## What the task asks:
Repeat everything in the material exactly.

## Material provided:
------------------------------

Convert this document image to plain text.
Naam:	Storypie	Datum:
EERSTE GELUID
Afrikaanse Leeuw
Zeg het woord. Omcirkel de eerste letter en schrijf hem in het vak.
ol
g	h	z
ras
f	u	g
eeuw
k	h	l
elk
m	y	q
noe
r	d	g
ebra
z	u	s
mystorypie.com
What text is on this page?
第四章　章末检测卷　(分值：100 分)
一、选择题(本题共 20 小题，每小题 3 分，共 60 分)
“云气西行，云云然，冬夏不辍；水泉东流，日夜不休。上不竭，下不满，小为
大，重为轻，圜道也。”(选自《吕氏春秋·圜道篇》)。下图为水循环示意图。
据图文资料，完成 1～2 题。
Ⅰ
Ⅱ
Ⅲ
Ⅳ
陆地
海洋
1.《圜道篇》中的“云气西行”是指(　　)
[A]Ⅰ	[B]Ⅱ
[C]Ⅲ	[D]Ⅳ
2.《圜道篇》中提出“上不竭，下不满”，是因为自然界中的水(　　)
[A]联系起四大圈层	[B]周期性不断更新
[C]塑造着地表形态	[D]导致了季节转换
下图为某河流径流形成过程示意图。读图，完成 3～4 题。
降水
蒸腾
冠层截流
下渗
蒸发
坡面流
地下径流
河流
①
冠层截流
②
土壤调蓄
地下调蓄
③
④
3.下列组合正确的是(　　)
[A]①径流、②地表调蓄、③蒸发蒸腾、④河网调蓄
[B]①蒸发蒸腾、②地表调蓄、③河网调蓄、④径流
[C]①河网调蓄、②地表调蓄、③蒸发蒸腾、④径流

------------------------------

## Completed task:
Convert this document image to plain text.
Naam:	Storypie	Datum:
EERSTE GELUID
Afrikaanse Leeuw
Zeg het woord. Omcirkel de eerste letter en schrijf hem in het vak.
ol
g	h	z
ras
f	u	g
eeuw
k	h	l
elk
m	y	q
noe
r	d	g
ebra
z	u	s
mystorypie.com
What text is on this page?
第四章　章末检测卷　(分值：100 分)
一、选择题(本题共 20 小题，每小题 3 分，共 60 分)
“云气西行，云云然，冬夏不辍；水泉东流，日夜不休。上不竭，下不满，小为
大，重为轻，圜道也。”(选自《吕氏春秋·圜道篇》)。下图为水循环示意图。
据图文资料，完成 1～2 题。
Ⅰ
Ⅱ
Ⅲ
Ⅳ
陆地
海洋
1.《圜道篇》中的“云气西行”是指(　　)
[A]Ⅰ	[B]Ⅱ
[C]Ⅲ	[D]Ⅳ
2.《圜道篇》中提出“上不竭，下不满”，是因为自然界中的水(　　)
[A]联系起四大圈层	[B]周期性不断更新
[C]塑造着地表形态	[D]导致了季节转换
下图为某河流径流形成过程示意图。读图，完成 3～4 题。
降水
蒸腾
冠层截流
下渗
蒸发
坡面流
地下径流
河流
①
冠层截流
②
土壤调蓄
地下调蓄
③
④
3.下列组合正确的是(　　)
[A]①径流、②地表调蓄、③蒸发蒸腾、④河网调蓄
[B]①蒸发蒸腾、②地表调蓄、③河网调蓄、④径流
[C]①河网调蓄、②地表调蓄、③蒸发蒸腾、④径流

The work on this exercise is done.